◆ The request
Your answer should be a single number: the count of lines containing the string "contains".

◆ Listed entries
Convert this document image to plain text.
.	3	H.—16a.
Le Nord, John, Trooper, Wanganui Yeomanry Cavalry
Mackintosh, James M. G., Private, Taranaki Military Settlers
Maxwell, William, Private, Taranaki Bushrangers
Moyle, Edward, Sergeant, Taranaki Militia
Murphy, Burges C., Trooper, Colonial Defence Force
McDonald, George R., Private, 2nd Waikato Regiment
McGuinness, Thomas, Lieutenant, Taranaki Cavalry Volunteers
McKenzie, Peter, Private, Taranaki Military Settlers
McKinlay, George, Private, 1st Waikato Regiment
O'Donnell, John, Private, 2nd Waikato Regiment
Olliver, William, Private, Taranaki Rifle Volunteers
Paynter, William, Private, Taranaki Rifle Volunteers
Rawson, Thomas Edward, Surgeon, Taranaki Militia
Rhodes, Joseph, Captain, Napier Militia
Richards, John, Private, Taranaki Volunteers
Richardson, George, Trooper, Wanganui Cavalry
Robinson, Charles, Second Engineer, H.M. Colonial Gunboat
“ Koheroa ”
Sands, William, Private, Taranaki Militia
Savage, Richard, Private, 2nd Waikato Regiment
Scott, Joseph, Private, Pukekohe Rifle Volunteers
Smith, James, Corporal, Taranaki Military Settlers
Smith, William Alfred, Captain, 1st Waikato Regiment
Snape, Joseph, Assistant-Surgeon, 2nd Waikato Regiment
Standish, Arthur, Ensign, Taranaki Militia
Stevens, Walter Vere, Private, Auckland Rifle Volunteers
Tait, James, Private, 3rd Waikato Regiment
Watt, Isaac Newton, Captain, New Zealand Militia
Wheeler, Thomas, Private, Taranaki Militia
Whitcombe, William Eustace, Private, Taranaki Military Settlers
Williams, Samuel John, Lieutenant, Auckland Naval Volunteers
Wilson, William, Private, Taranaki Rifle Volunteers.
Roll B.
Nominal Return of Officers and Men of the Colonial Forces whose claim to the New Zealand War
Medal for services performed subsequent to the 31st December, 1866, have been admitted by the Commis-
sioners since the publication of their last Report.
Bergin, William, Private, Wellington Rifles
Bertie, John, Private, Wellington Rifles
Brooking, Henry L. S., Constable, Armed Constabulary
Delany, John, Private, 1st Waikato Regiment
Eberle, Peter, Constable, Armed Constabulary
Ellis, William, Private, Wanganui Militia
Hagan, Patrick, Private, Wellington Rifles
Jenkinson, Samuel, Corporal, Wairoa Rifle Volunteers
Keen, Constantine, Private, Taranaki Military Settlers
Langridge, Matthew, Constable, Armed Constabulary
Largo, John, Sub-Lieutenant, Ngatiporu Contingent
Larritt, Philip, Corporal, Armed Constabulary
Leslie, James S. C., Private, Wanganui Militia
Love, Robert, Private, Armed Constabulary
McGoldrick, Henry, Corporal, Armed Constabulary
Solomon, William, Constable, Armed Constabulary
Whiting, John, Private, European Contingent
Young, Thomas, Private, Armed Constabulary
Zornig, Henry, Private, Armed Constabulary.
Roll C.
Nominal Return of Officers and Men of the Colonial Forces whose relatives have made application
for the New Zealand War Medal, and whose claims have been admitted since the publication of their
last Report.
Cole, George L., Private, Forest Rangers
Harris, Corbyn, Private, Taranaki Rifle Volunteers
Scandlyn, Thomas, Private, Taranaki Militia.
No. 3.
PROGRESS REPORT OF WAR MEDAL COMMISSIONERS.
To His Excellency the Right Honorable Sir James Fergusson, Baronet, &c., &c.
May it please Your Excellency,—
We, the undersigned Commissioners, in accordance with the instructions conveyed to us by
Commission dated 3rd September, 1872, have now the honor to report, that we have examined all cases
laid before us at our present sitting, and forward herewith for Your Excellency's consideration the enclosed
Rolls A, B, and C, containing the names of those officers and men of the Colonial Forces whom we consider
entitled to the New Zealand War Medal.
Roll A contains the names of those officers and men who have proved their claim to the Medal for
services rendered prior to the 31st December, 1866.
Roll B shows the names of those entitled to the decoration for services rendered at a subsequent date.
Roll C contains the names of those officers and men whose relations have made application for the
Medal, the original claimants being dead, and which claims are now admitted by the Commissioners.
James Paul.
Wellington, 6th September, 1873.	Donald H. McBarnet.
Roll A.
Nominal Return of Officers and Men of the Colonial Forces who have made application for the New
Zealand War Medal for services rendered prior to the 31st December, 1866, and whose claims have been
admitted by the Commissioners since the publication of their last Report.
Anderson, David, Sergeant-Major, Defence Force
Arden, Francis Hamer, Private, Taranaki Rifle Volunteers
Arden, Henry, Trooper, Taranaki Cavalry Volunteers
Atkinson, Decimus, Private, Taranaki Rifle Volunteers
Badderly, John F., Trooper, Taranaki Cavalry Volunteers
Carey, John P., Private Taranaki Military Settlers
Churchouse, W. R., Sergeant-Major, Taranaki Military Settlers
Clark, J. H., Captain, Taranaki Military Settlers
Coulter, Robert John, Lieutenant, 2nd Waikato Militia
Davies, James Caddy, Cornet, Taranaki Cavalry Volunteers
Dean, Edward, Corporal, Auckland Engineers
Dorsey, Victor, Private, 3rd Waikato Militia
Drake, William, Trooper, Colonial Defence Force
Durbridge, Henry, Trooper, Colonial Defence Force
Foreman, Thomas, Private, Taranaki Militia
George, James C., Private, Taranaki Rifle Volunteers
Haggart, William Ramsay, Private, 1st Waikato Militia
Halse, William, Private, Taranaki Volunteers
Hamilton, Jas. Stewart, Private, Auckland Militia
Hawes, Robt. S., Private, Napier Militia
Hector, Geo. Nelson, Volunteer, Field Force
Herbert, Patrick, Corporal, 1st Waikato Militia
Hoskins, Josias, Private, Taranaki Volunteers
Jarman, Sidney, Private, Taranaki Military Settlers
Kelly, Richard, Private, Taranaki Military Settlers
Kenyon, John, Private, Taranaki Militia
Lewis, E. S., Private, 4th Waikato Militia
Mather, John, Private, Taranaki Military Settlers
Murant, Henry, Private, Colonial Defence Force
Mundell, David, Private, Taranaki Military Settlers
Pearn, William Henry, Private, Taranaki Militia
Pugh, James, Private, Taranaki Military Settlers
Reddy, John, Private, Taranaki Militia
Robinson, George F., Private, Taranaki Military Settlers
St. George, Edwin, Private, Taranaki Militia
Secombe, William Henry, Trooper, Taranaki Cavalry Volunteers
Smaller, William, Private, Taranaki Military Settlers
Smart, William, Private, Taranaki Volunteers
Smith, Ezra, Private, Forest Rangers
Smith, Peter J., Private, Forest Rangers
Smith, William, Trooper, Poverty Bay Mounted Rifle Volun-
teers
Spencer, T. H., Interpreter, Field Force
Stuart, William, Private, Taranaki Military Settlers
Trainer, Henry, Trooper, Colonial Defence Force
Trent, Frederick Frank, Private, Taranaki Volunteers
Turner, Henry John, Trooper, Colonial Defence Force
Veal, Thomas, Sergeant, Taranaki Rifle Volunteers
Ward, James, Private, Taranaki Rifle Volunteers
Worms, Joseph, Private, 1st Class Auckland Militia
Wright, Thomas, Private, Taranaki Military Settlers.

◆ Expected output
2